### [What you will do]
Copy every line of the records below where the word "connected" occurs.

Dataset items:
══════════

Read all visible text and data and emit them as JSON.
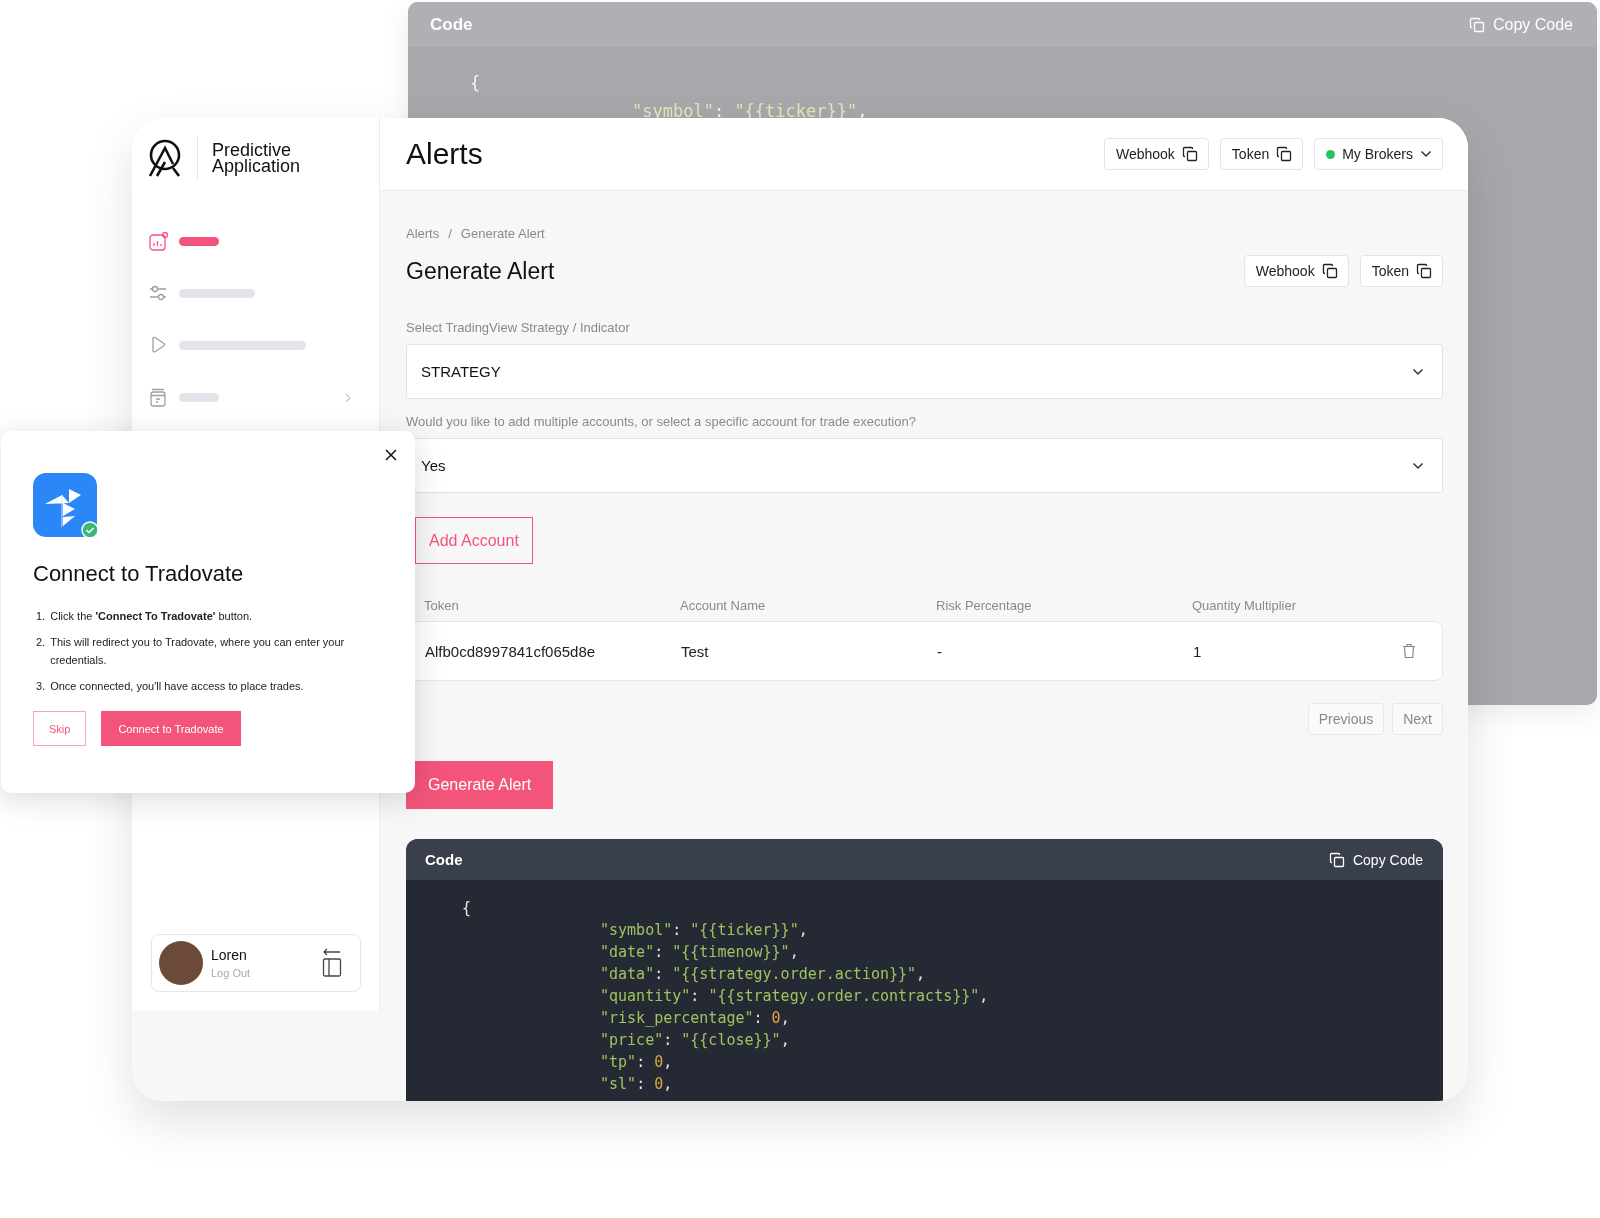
{
  "background_window": {
    "title": "Code",
    "copy_label": "Copy Code",
    "code_lines": [
      {
        "kind": "open",
        "parts": [
          {
            "kind": "punct",
            "text": "{"
          }
        ]
      },
      {
        "kind": "field",
        "parts": [
          {
            "kind": "string",
            "text": "\"symbol\""
          },
          {
            "kind": "punct",
            "text": ": "
          },
          {
            "kind": "string",
            "text": "\"{{ticker}}\""
          },
          {
            "kind": "punct",
            "text": ","
          }
        ]
      }
    ]
  },
  "app": {
    "name": "Predictive Application",
    "sidebar": {
      "items": [
        {
          "kind": "chart",
          "selected": true,
          "has_submenu": false
        },
        {
          "kind": "sliders",
          "selected": false,
          "has_submenu": false
        },
        {
          "kind": "play",
          "selected": false,
          "has_submenu": false
        },
        {
          "kind": "archive",
          "selected": false,
          "has_submenu": true
        }
      ]
    },
    "user": {
      "name": "Loren",
      "action": "Log Out"
    }
  },
  "header": {
    "title": "Alerts",
    "buttons": [
      {
        "label": "Webhook"
      },
      {
        "label": "Token"
      }
    ],
    "broker_menu": {
      "label": "My Brokers",
      "color": "#22c55e"
    }
  },
  "breadcrumbs": {
    "items": [
      "Alerts",
      "Generate Alert"
    ],
    "separator": "/"
  },
  "page": {
    "title": "Generate Alert",
    "buttons": [
      {
        "label": "Webhook"
      },
      {
        "label": "Token"
      }
    ]
  },
  "fields": [
    {
      "label": "Select TradingView Strategy / Indicator",
      "value": "STRATEGY"
    },
    {
      "label": "Would you like to add multiple accounts, or select a specific account for trade execution?",
      "value": "Yes"
    }
  ],
  "add_account_button": "Add Account",
  "table": {
    "columns": [
      "Token",
      "Account Name",
      "Risk Percentage",
      "Quantity Multiplier"
    ],
    "rows": [
      {
        "cells": [
          "Alfb0cd8997841cf065d8e",
          "Test",
          "-",
          "1"
        ]
      }
    ]
  },
  "pagination": {
    "previous": "Previous",
    "next": "Next"
  },
  "generate_button": "Generate Alert",
  "code_card": {
    "title": "Code",
    "copy_label": "Copy Code",
    "code_lines": [
      {
        "kind": "open",
        "parts": [
          {
            "kind": "punct",
            "text": "{"
          }
        ]
      },
      {
        "kind": "field",
        "parts": [
          {
            "kind": "string",
            "text": "\"symbol\""
          },
          {
            "kind": "punct",
            "text": ": "
          },
          {
            "kind": "string",
            "text": "\"{{ticker}}\""
          },
          {
            "kind": "punct",
            "text": ","
          }
        ]
      },
      {
        "kind": "field",
        "parts": [
          {
            "kind": "string",
            "text": "\"date\""
          },
          {
            "kind": "punct",
            "text": ": "
          },
          {
            "kind": "string",
            "text": "\"{{timenow}}\""
          },
          {
            "kind": "punct",
            "text": ","
          }
        ]
      },
      {
        "kind": "field",
        "parts": [
          {
            "kind": "string",
            "text": "\"data\""
          },
          {
            "kind": "punct",
            "text": ": "
          },
          {
            "kind": "string",
            "text": "\"{{strategy.order.action}}\""
          },
          {
            "kind": "punct",
            "text": ","
          }
        ]
      },
      {
        "kind": "field",
        "parts": [
          {
            "kind": "string",
            "text": "\"quantity\""
          },
          {
            "kind": "punct",
            "text": ": "
          },
          {
            "kind": "string",
            "text": "\"{{strategy.order.contracts}}\""
          },
          {
            "kind": "punct",
            "text": ","
          }
        ]
      },
      {
        "kind": "field",
        "parts": [
          {
            "kind": "string",
            "text": "\"risk_percentage\""
          },
          {
            "kind": "punct",
            "text": ": "
          },
          {
            "kind": "number",
            "text": "0"
          },
          {
            "kind": "punct",
            "text": ","
          }
        ]
      },
      {
        "kind": "field",
        "parts": [
          {
            "kind": "string",
            "text": "\"price\""
          },
          {
            "kind": "punct",
            "text": ": "
          },
          {
            "kind": "string",
            "text": "\"{{close}}\""
          },
          {
            "kind": "punct",
            "text": ","
          }
        ]
      },
      {
        "kind": "field",
        "parts": [
          {
            "kind": "string",
            "text": "\"tp\""
          },
          {
            "kind": "punct",
            "text": ": "
          },
          {
            "kind": "number",
            "text": "0"
          },
          {
            "kind": "punct",
            "text": ","
          }
        ]
      },
      {
        "kind": "field",
        "parts": [
          {
            "kind": "string",
            "text": "\"sl\""
          },
          {
            "kind": "punct",
            "text": ": "
          },
          {
            "kind": "number",
            "text": "0"
          },
          {
            "kind": "punct",
            "text": ","
          }
        ]
      }
    ]
  },
  "modal": {
    "title": "Connect to Tradovate",
    "connected": true,
    "steps": [
      {
        "number": "1.",
        "text": "Click the **'Connect To Tradovate'** button."
      },
      {
        "number": "2.",
        "text": "This will redirect you to Tradovate, where you can enter your credentials."
      },
      {
        "number": "3.",
        "text": "Once connected, you'll have access to place trades."
      }
    ],
    "buttons": [
      {
        "kind": "outline",
        "label": "Skip"
      },
      {
        "kind": "primary",
        "label": "Connect to Tradovate"
      }
    ]
  }
}
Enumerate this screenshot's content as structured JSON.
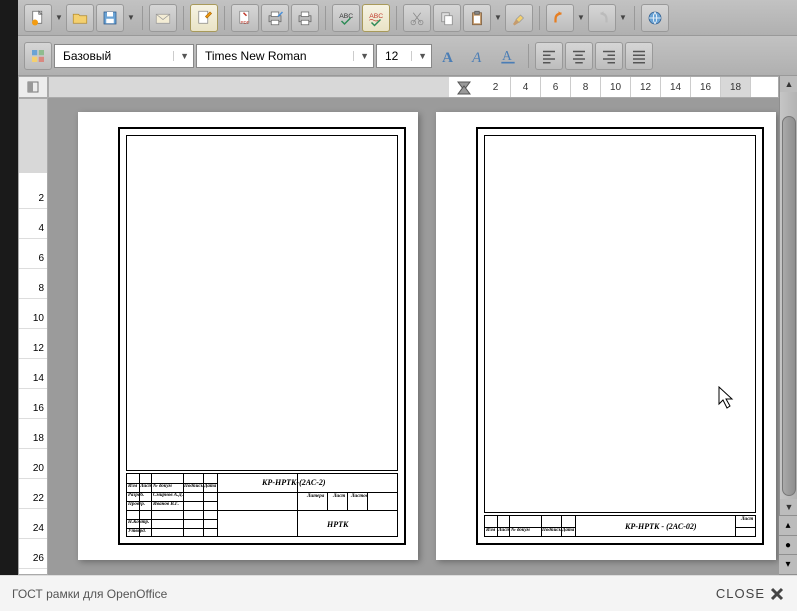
{
  "toolbar": {
    "style": "Базовый",
    "font": "Times New Roman",
    "size": "12"
  },
  "ruler_h": [
    "2",
    "4",
    "6",
    "8",
    "10",
    "12",
    "14",
    "16",
    "18"
  ],
  "ruler_v": [
    "2",
    "4",
    "6",
    "8",
    "10",
    "12",
    "14",
    "16",
    "18",
    "20",
    "22",
    "24",
    "26"
  ],
  "page1": {
    "doc_code": "КР-НРТК-(2АС-2)",
    "org": "НРТК",
    "rows": {
      "r1": "Изм",
      "r2": "Лист",
      "r3": "№ докум",
      "r4": "Подпись",
      "r5": "Дата",
      "r_dev": "Разраб.",
      "r_dev_name": "Смирнов А.Д.",
      "r_check": "Провер.",
      "r_check_name": "Иванов В.Г.",
      "r_ncontr": "Н.Контр.",
      "r_appr": "Утверд.",
      "litera": "Литера",
      "list": "Лист",
      "listov": "Листов"
    }
  },
  "page2": {
    "doc_code": "КР-НРТК - (2АС-02)",
    "r1": "Изм",
    "r2": "Лист",
    "r3": "№ докум",
    "r4": "Подпись",
    "r5": "Дата",
    "list": "Лист"
  },
  "footer": {
    "caption": "ГОСТ рамки для OpenOffice",
    "close": "CLOSE"
  }
}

══════════

### [Expected output]
    "connected": true,
        "text": "Once connected, you'll have access to place trades."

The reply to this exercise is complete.